> [Exercise text]
══════════════════════════════

In order to do that, you’ll need to make the object hashable. You need to define both __hash__ and __eq__ method, here is how:

http://docs.python.org/glossary.html#term-hashable

Though, you’ll probably only need to define __eq__ method.

EDIT: How to implement the __eq__ method:

You’ll need to know, as I mentioned, the uniqueness definition of your object. Supposed we have a Book with attributes author_name and title that their combination is unique, (so, we can have many books Stephen King authored, and many books named The Shining, but only one book named The Shining by Stephen King), then the implementation is as follows:

def __eq__(self, other):
    return self.author_name==other.author_name
           and self.title==other.title

Similarly, this is how I sometimes implement the __hash__ method:

def __hash__(self):
    return hash(('title', self.title,
                 'author_name', self.author_name))

You can check that if you create a list of 2 books with same author and title, the book objects will be the same (with is operator) and equal (with == operator). Also, when set() is used, it will remove one book.

EDIT: This is one old anwser of mine, but I only now notice that it has the error which is corrected with strikethrough in the last paragraph: objects with the same hash() won’t give True when compared with is. Hashability of object is used, however, if you intend to use them as elements of set, or as keys in dictionary.

Answered By: vonPetrushev

Its quite easy freinds :-

a = [5,6,7,32,32,32,32,32,32,32,32]

a = list(set(a))

print (a)

[5,6,7,32]

thats it ! 🙂

Answered By: Spiderman

If you want to preserve the original order use it:

seen = {}
new_list = [seen.setdefault(x, x) for x in my_list if x not in seen]

If you don’t care of ordering then use it:

new_list = list(set(my_list))
Answered By: Amir

Both __hash__ and __eq__ are needed for this.

══════════════════════════════

Could you carry on the Python answers about removing duplicate objects, picking up right after their final sentence?

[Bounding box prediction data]
══════════════════════════════

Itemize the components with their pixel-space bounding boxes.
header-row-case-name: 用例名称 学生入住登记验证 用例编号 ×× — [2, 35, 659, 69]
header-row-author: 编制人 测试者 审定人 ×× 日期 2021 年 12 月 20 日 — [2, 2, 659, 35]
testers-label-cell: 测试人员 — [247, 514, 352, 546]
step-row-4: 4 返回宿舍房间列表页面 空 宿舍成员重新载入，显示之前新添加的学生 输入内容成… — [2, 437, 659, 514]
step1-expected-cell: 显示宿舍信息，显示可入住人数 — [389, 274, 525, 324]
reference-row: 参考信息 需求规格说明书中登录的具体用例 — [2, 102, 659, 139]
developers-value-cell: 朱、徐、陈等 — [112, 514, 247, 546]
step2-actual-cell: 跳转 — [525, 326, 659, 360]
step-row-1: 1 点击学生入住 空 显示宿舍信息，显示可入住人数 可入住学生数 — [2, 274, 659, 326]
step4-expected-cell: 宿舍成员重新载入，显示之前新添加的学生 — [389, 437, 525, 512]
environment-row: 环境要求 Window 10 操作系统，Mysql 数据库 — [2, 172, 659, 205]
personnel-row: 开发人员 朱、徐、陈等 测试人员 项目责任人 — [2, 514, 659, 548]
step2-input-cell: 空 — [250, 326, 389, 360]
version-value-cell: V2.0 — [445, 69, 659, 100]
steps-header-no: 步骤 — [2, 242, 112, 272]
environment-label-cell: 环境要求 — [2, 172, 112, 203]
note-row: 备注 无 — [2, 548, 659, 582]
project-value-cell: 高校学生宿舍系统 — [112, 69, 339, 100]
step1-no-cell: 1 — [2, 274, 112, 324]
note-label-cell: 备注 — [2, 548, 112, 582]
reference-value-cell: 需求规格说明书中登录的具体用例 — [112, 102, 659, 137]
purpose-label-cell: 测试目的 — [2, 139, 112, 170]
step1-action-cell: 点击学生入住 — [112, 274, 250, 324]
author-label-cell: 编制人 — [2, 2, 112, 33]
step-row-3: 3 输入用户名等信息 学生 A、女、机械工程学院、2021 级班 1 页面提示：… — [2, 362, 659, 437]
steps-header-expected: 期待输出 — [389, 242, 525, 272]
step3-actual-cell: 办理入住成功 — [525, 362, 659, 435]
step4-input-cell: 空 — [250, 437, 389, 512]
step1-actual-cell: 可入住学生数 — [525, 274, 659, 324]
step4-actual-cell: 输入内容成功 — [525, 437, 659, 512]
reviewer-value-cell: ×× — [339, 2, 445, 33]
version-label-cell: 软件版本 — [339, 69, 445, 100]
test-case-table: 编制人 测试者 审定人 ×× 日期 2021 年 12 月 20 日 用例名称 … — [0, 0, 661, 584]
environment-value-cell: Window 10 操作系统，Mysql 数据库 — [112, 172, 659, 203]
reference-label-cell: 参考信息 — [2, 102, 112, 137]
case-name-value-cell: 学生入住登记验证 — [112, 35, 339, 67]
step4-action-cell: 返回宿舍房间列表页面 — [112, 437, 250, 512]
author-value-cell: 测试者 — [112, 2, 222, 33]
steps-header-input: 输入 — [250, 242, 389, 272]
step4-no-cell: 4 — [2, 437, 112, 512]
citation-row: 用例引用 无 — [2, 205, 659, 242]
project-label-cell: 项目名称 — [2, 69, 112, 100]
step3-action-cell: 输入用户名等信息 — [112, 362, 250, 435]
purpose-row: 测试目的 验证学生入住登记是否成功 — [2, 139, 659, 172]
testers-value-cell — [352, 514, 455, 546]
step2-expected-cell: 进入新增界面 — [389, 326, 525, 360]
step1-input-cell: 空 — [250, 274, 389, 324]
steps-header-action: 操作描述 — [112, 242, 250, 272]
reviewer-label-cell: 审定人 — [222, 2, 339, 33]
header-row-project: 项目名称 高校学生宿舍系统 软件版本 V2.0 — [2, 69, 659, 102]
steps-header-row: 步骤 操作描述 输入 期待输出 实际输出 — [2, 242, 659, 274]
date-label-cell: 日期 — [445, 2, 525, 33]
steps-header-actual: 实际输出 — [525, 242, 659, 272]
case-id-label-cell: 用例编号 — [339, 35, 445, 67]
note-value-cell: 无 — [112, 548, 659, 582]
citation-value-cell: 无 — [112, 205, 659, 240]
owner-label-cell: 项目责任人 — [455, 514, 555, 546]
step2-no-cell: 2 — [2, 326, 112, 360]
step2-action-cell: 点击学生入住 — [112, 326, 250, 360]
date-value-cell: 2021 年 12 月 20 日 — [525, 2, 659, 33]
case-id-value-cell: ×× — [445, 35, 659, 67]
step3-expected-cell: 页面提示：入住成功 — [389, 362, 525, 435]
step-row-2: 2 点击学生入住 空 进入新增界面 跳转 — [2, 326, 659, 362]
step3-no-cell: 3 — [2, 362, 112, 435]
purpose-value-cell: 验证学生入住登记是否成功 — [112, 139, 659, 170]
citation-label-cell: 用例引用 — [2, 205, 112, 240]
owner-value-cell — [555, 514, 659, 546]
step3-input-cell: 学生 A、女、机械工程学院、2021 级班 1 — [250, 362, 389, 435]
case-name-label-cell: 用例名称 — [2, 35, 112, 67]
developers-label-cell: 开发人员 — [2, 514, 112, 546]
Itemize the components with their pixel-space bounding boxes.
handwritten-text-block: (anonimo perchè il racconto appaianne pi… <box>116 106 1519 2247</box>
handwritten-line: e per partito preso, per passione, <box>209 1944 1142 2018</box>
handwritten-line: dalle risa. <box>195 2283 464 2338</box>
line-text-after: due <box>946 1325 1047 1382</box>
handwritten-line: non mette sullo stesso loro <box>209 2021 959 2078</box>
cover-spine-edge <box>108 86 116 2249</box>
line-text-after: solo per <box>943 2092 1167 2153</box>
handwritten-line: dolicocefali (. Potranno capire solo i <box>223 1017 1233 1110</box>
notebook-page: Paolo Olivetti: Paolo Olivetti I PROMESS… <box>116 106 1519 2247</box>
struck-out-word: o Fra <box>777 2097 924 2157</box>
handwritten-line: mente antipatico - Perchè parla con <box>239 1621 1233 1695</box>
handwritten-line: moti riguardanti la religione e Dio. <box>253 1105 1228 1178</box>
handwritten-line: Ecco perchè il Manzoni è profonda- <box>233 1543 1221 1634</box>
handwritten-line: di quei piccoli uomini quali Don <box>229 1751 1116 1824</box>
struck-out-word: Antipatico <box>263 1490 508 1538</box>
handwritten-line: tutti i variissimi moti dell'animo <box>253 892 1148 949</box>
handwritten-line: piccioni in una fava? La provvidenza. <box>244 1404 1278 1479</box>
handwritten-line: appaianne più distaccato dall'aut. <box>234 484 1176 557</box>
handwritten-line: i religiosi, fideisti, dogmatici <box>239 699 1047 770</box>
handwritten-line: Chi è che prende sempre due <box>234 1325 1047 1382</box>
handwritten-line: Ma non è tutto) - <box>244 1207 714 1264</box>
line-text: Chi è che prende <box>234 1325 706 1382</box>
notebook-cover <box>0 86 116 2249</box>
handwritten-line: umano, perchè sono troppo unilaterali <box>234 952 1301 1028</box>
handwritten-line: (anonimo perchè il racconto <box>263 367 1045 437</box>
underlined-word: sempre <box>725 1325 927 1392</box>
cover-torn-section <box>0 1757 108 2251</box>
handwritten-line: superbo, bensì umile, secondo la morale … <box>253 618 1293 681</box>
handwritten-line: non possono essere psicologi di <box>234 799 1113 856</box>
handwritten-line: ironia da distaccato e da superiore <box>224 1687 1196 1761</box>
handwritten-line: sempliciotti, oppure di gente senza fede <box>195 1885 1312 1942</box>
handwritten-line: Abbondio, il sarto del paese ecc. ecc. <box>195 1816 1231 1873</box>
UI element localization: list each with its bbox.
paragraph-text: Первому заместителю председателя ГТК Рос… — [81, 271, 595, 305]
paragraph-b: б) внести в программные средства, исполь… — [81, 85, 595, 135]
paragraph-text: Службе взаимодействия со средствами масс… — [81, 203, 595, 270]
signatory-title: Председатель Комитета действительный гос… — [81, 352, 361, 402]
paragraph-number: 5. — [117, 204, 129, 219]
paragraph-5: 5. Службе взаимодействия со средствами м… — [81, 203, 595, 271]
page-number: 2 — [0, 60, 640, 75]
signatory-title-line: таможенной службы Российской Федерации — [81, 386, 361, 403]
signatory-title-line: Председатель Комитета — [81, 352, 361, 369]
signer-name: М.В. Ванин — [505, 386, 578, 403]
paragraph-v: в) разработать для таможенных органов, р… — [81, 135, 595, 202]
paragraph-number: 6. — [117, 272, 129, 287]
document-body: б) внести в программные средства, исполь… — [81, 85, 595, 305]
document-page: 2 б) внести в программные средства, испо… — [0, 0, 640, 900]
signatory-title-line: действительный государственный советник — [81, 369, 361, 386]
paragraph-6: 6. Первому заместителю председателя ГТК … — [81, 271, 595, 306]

══════════════════════════════

> [Task result]
__hash__ is needed to add an object to a set, since python’s sets are implemented as hashtables. By default, immutable objects like numbers, strings, and tuples are hashable.

However, hash collisions (two distinct objects hashing to the same value) are inevitable, due to the pigeonhole principle. So, two objects cannot be distinguished only using their hash, and the user must specify their own __eq__ function. Thus, the actual hash function the user provides is not crucial, though it is best to try to avoid hash collisions for performance (see What's a correct and good way to implement __hash__()?).

Answered By: qwr

I recently ended up using the code below. It is similar to other answers as it iterates over the list and records what it is seeing and then removes any item that it has already seen but it doesn’t create a duplicate list, instead it just deletes the item from original list.

seen = {}
for obj in objList:
    if obj["key-property"] in seen.keys():
        objList.remove(obj)
    else:
        seen[obj["key-property"]] = 1
Answered By: binW

If you can’t (or won’t) define __eq__ for the objects, you can use a dict-comprehension to achieve the same end:

unique = list({item.attribute:item for item in mylist}.values())

Note that this will contain the last instance of a given key, e.g.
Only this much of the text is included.